§ Given task
Repeat all of the material below exactly as written, images excluded.

§ Supplied data
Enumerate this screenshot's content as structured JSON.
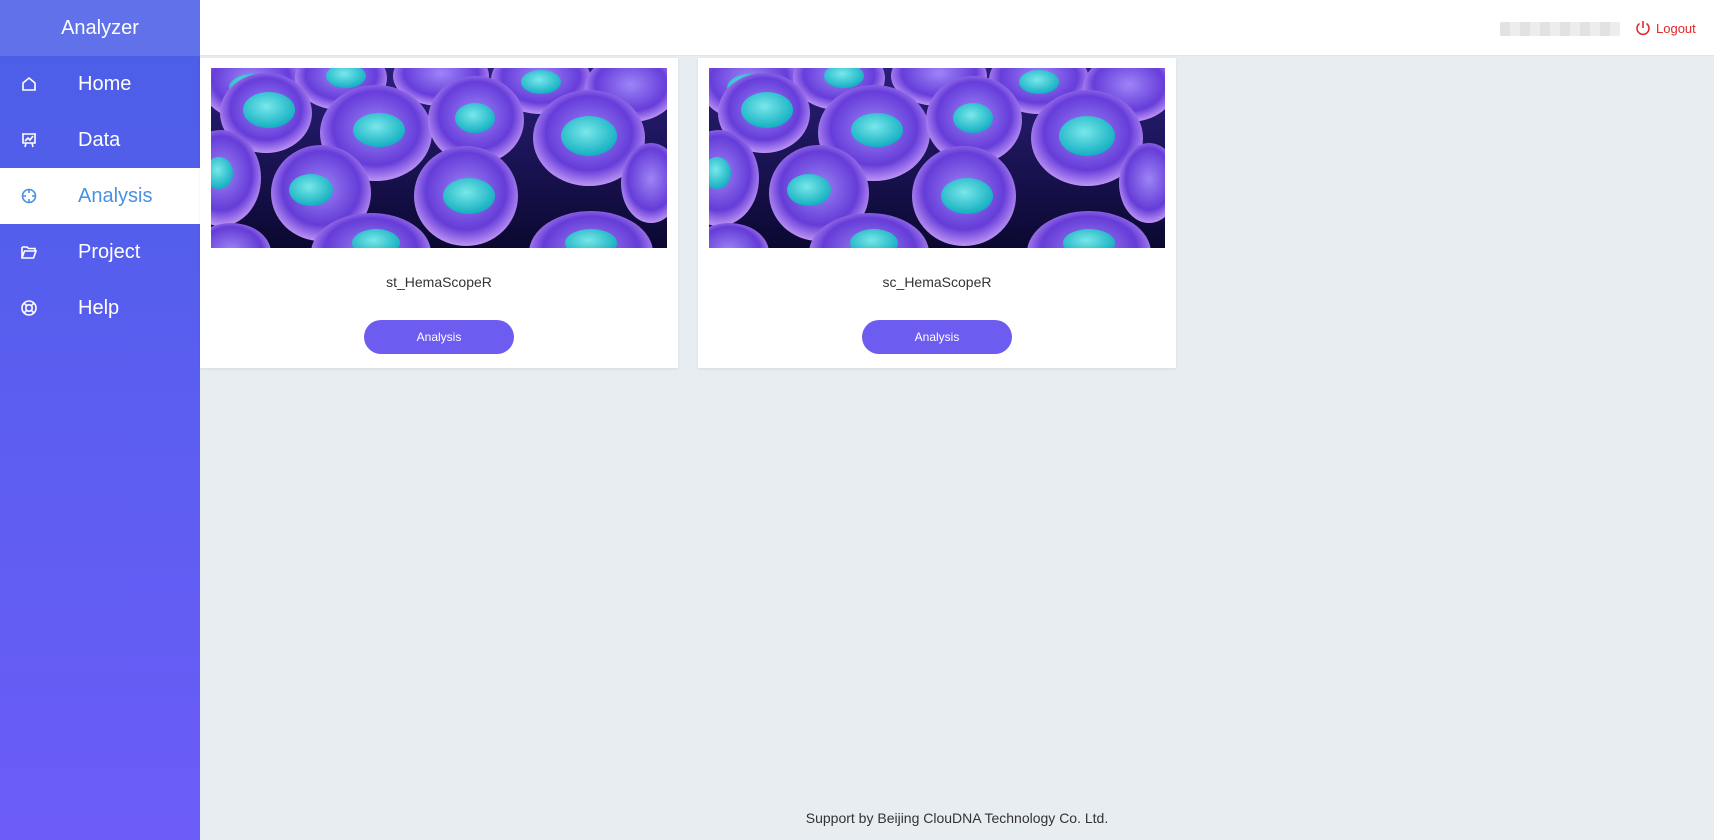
{
  "sidebar": {
    "brand": "Analyzer",
    "items": [
      {
        "label": "Home",
        "icon": "home-icon"
      },
      {
        "label": "Data",
        "icon": "chart-board-icon"
      },
      {
        "label": "Analysis",
        "icon": "crosshair-icon",
        "active": true
      },
      {
        "label": "Project",
        "icon": "folder-open-icon"
      },
      {
        "label": "Help",
        "icon": "lifebuoy-icon"
      }
    ]
  },
  "header": {
    "user_name": "",
    "logout_label": "Logout"
  },
  "cards": [
    {
      "title": "st_HemaScopeR",
      "button_label": "Analysis",
      "image": "cell-microscopy-image"
    },
    {
      "title": "sc_HemaScopeR",
      "button_label": "Analysis",
      "image": "cell-microscopy-image"
    }
  ],
  "footer": {
    "text": "Support by Beijing ClouDNA Technology Co. Ltd."
  },
  "colors": {
    "sidebar_top": "#4a5ee6",
    "sidebar_bottom": "#6c5cf8",
    "active_text": "#4a90e2",
    "button": "#6c5cf0",
    "logout": "#e0292a",
    "background": "#e8edf2"
  }
}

§ Final result
Enumerate this screenshot's content as structured JSON.
{
  "sidebar": {
    "brand": "Analyzer",
    "items": [
      {
        "label": "Home",
        "icon": "home-icon"
      },
      {
        "label": "Data",
        "icon": "chart-board-icon"
      },
      {
        "label": "Analysis",
        "icon": "crosshair-icon",
        "active": true
      },
      {
        "label": "Project",
        "icon": "folder-open-icon"
      },
      {
        "label": "Help",
        "icon": "lifebuoy-icon"
      }
    ]
  },
  "header": {
    "user_name": "",
    "logout_label": "Logout"
  },
  "cards": [
    {
      "title": "st_HemaScopeR",
      "button_label": "Analysis",
      "image": "cell-microscopy-image"
    },
    {
      "title": "sc_HemaScopeR",
      "button_label": "Analysis",
      "image": "cell-microscopy-image"
    }
  ],
  "footer": {
    "text": "Support by Beijing ClouDNA Technology Co. Ltd."
  },
  "colors": {
    "sidebar_top": "#4a5ee6",
    "sidebar_bottom": "#6c5cf8",
    "active_text": "#4a90e2",
    "button": "#6c5cf0",
    "logout": "#e0292a",
    "background": "#e8edf2"
  }
}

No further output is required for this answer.